(Dataset records)

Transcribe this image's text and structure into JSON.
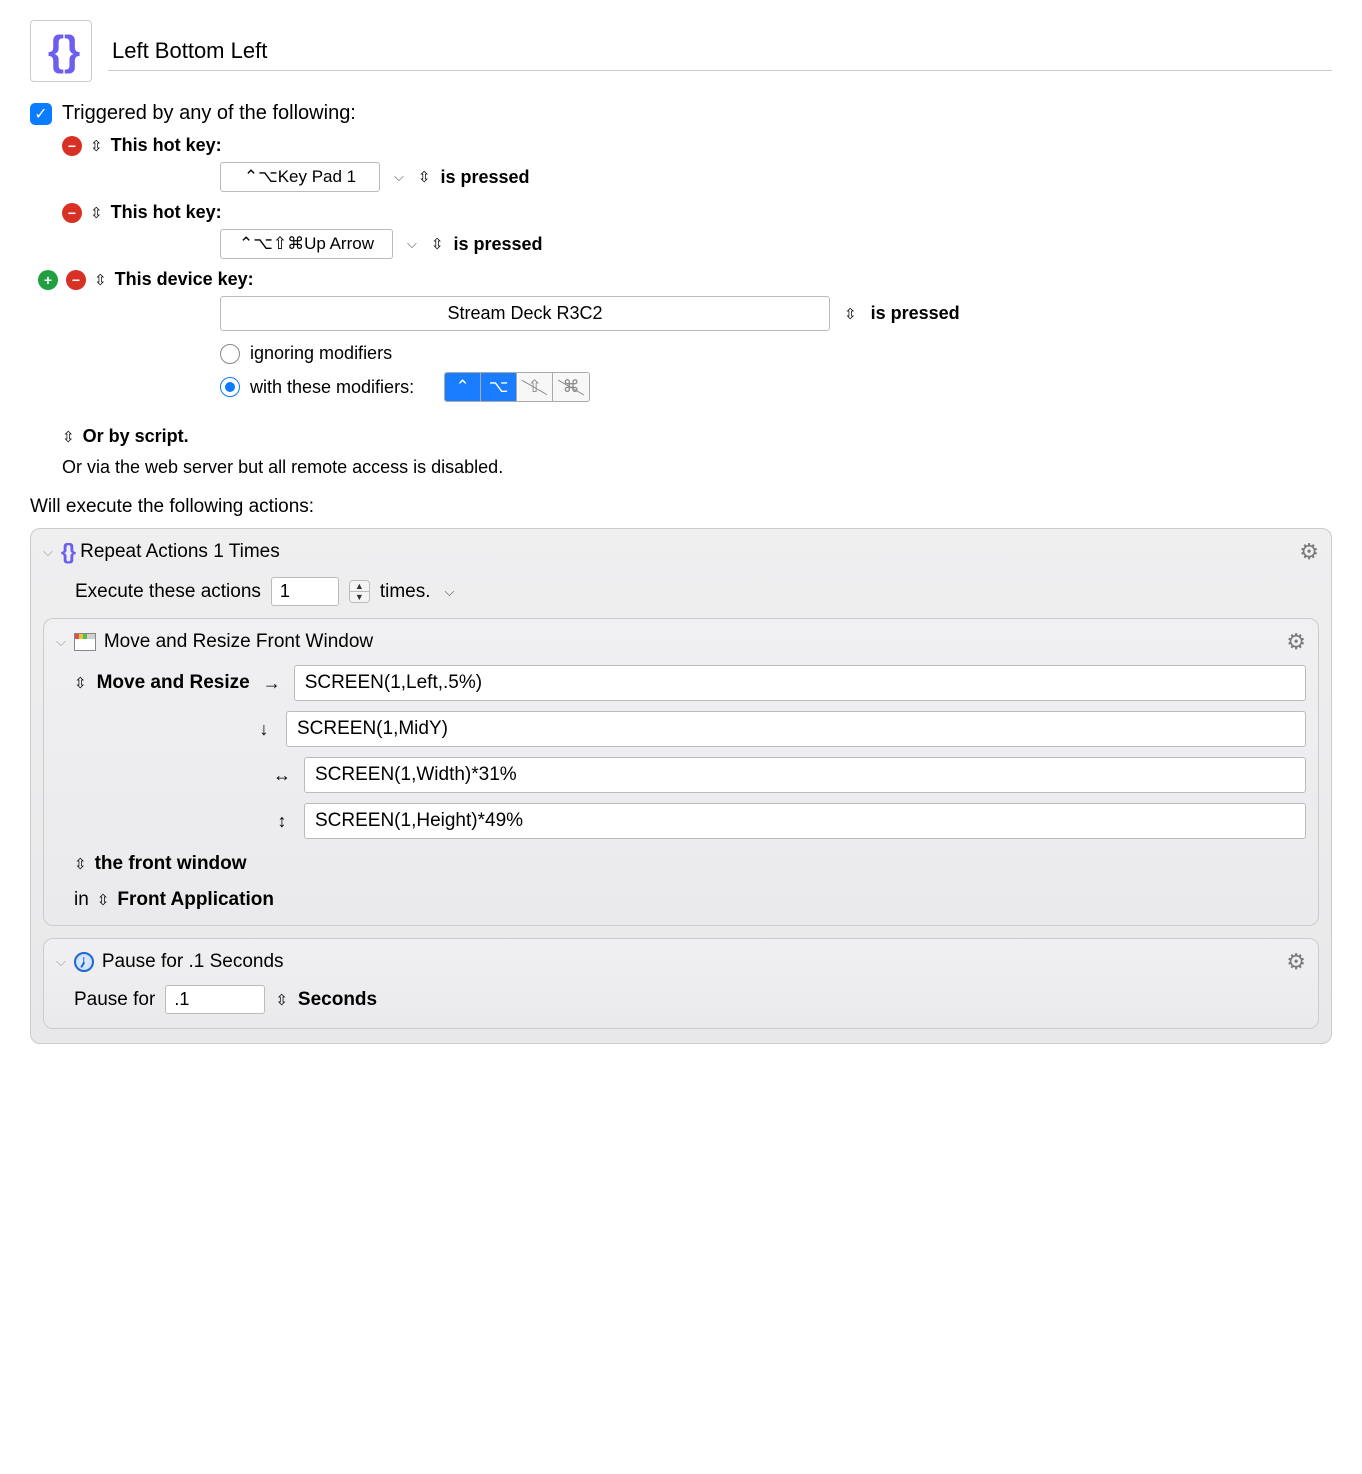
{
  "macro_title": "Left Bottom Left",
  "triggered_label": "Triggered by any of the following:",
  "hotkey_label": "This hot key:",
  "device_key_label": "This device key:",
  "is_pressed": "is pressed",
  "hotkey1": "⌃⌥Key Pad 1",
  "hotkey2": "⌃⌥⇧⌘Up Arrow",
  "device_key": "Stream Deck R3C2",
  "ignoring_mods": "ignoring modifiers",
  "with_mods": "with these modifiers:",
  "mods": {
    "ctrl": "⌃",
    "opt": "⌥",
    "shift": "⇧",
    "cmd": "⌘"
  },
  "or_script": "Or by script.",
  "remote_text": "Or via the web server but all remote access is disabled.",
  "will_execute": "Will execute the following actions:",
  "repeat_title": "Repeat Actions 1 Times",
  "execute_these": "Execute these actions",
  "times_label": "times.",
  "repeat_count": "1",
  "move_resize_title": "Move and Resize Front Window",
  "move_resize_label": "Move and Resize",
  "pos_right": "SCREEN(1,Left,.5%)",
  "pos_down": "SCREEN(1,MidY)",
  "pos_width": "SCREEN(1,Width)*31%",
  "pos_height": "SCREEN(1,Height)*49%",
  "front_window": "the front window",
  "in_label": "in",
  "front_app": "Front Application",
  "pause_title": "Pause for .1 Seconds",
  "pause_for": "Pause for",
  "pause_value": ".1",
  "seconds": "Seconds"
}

[Goal]: Keep the pictures out of the copy and return the rest of the data above exactly.

[Exercise response]:
Transcribe this image's text and structure into JSON.
{
  "macro_title": "Left Bottom Left",
  "triggered_label": "Triggered by any of the following:",
  "hotkey_label": "This hot key:",
  "device_key_label": "This device key:",
  "is_pressed": "is pressed",
  "hotkey1": "⌃⌥Key Pad 1",
  "hotkey2": "⌃⌥⇧⌘Up Arrow",
  "device_key": "Stream Deck R3C2",
  "ignoring_mods": "ignoring modifiers",
  "with_mods": "with these modifiers:",
  "mods": {
    "ctrl": "⌃",
    "opt": "⌥",
    "shift": "⇧",
    "cmd": "⌘"
  },
  "or_script": "Or by script.",
  "remote_text": "Or via the web server but all remote access is disabled.",
  "will_execute": "Will execute the following actions:",
  "repeat_title": "Repeat Actions 1 Times",
  "execute_these": "Execute these actions",
  "times_label": "times.",
  "repeat_count": "1",
  "move_resize_title": "Move and Resize Front Window",
  "move_resize_label": "Move and Resize",
  "pos_right": "SCREEN(1,Left,.5%)",
  "pos_down": "SCREEN(1,MidY)",
  "pos_width": "SCREEN(1,Width)*31%",
  "pos_height": "SCREEN(1,Height)*49%",
  "front_window": "the front window",
  "in_label": "in",
  "front_app": "Front Application",
  "pause_title": "Pause for .1 Seconds",
  "pause_for": "Pause for",
  "pause_value": ".1",
  "seconds": "Seconds"
}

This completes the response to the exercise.